### Required work
Write out the material again word for word, dropping any images it holds.

### Provided data
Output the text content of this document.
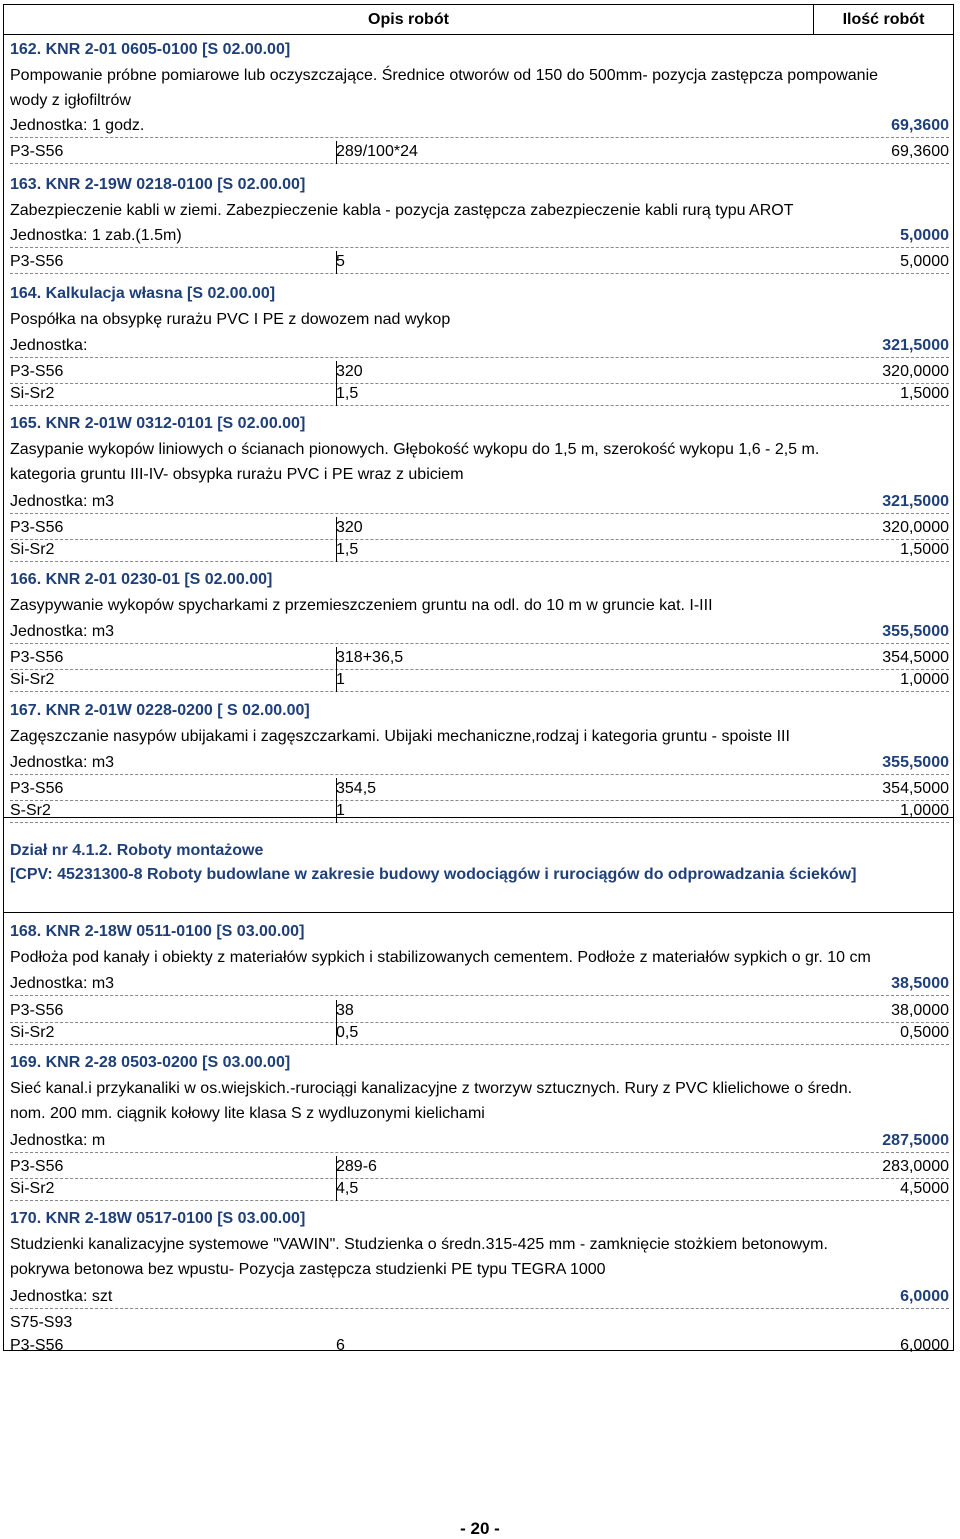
Opis robót	Ilość robót
162. KNR 2-01 0605-0100 [S 02.00.00]
Pompowanie próbne pomiarowe lub oczyszczające. Średnice otworów od 150 do 500mm- pozycja zastępcza pompowanie
wody z igłofiltrów
Jednostka: 1 godz.	69,3600
P3-S56	289/100*24	69,3600
163. KNR 2-19W 0218-0100 [S 02.00.00]
Zabezpieczenie kabli w ziemi. Zabezpieczenie kabla - pozycja zastępcza zabezpieczenie kabli rurą typu AROT
Jednostka: 1 zab.(1.5m)	5,0000
P3-S56	5	5,0000
164. Kalkulacja własna [S 02.00.00]
Pospółka na obsypkę rurażu PVC I PE z dowozem nad wykop
Jednostka:	321,5000
P3-S56	320	320,0000
Si-Sr2	1,5	1,5000
165. KNR 2-01W 0312-0101 [S 02.00.00]
Zasypanie wykopów liniowych o ścianach pionowych. Głębokość wykopu do 1,5 m, szerokość wykopu 1,6 - 2,5 m.
kategoria gruntu III-IV- obsypka rurażu PVC i PE wraz z ubiciem
Jednostka: m3	321,5000
P3-S56	320	320,0000
Si-Sr2	1,5	1,5000
166. KNR 2-01 0230-01 [S 02.00.00]
Zasypywanie wykopów spycharkami z przemieszczeniem gruntu na odl. do 10 m w gruncie kat. I-III
Jednostka: m3	355,5000
P3-S56	318+36,5	354,5000
Si-Sr2	1	1,0000
167. KNR 2-01W 0228-0200 [ S 02.00.00]
Zagęszczanie nasypów ubijakami i zagęszczarkami. Ubijaki mechaniczne,rodzaj i kategoria gruntu - spoiste III
Jednostka: m3	355,5000
P3-S56	354,5	354,5000
S-Sr2	1	1,0000
Dział nr 4.1.2. Roboty montażowe
[CPV: 45231300-8 Roboty budowlane w zakresie budowy wodociągów i rurociągów do odprowadzania ścieków]
168. KNR 2-18W 0511-0100 [S 03.00.00]
Podłoża pod kanały i obiekty z materiałów sypkich i stabilizowanych cementem. Podłoże z materiałów sypkich o gr. 10 cm
Jednostka: m3	38,5000
P3-S56	38	38,0000
Si-Sr2	0,5	0,5000
169. KNR 2-28 0503-0200 [S 03.00.00]
Sieć kanal.i przykanaliki w os.wiejskich.-rurociągi kanalizacyjne z tworzyw sztucznych. Rury z PVC klielichowe o średn.
nom. 200 mm. ciągnik kołowy lite klasa S z wydluzonymi kielichami
Jednostka: m	287,5000
P3-S56	289-6	283,0000
Si-Sr2	4,5	4,5000
170. KNR 2-18W 0517-0100 [S 03.00.00]
Studzienki kanalizacyjne systemowe "VAWIN". Studzienka o średn.315-425 mm - zamknięcie stożkiem betonowym.
pokrywa betonowa bez wpustu- Pozycja zastępcza studzienki PE typu TEGRA 1000
Jednostka: szt	6,0000
S75-S93
P3-S56	6	6,0000
- 20 -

### The response
Output the text content of this document.
Opis robót	Ilość robót
162. KNR 2-01 0605-0100 [S 02.00.00]
Pompowanie próbne pomiarowe lub oczyszczające. Średnice otworów od 150 do 500mm- pozycja zastępcza pompowanie
wody z igłofiltrów
Jednostka: 1 godz.	69,3600
P3-S56	289/100*24	69,3600
163. KNR 2-19W 0218-0100 [S 02.00.00]
Zabezpieczenie kabli w ziemi. Zabezpieczenie kabla - pozycja zastępcza zabezpieczenie kabli rurą typu AROT
Jednostka: 1 zab.(1.5m)	5,0000
P3-S56	5	5,0000
164. Kalkulacja własna [S 02.00.00]
Pospółka na obsypkę rurażu PVC I PE z dowozem nad wykop
Jednostka:	321,5000
P3-S56	320	320,0000
Si-Sr2	1,5	1,5000
165. KNR 2-01W 0312-0101 [S 02.00.00]
Zasypanie wykopów liniowych o ścianach pionowych. Głębokość wykopu do 1,5 m, szerokość wykopu 1,6 - 2,5 m.
kategoria gruntu III-IV- obsypka rurażu PVC i PE wraz z ubiciem
Jednostka: m3	321,5000
P3-S56	320	320,0000
Si-Sr2	1,5	1,5000
166. KNR 2-01 0230-01 [S 02.00.00]
Zasypywanie wykopów spycharkami z przemieszczeniem gruntu na odl. do 10 m w gruncie kat. I-III
Jednostka: m3	355,5000
P3-S56	318+36,5	354,5000
Si-Sr2	1	1,0000
167. KNR 2-01W 0228-0200 [ S 02.00.00]
Zagęszczanie nasypów ubijakami i zagęszczarkami. Ubijaki mechaniczne,rodzaj i kategoria gruntu - spoiste III
Jednostka: m3	355,5000
P3-S56	354,5	354,5000
S-Sr2	1	1,0000
Dział nr 4.1.2. Roboty montażowe
[CPV: 45231300-8 Roboty budowlane w zakresie budowy wodociągów i rurociągów do odprowadzania ścieków]
168. KNR 2-18W 0511-0100 [S 03.00.00]
Podłoża pod kanały i obiekty z materiałów sypkich i stabilizowanych cementem. Podłoże z materiałów sypkich o gr. 10 cm
Jednostka: m3	38,5000
P3-S56	38	38,0000
Si-Sr2	0,5	0,5000
169. KNR 2-28 0503-0200 [S 03.00.00]
Sieć kanal.i przykanaliki w os.wiejskich.-rurociągi kanalizacyjne z tworzyw sztucznych. Rury z PVC klielichowe o średn.
nom. 200 mm. ciągnik kołowy lite klasa S z wydluzonymi kielichami
Jednostka: m	287,5000
P3-S56	289-6	283,0000
Si-Sr2	4,5	4,5000
170. KNR 2-18W 0517-0100 [S 03.00.00]
Studzienki kanalizacyjne systemowe "VAWIN". Studzienka o średn.315-425 mm - zamknięcie stożkiem betonowym.
pokrywa betonowa bez wpustu- Pozycja zastępcza studzienki PE typu TEGRA 1000
Jednostka: szt	6,0000
S75-S93
P3-S56	6	6,0000
- 20 -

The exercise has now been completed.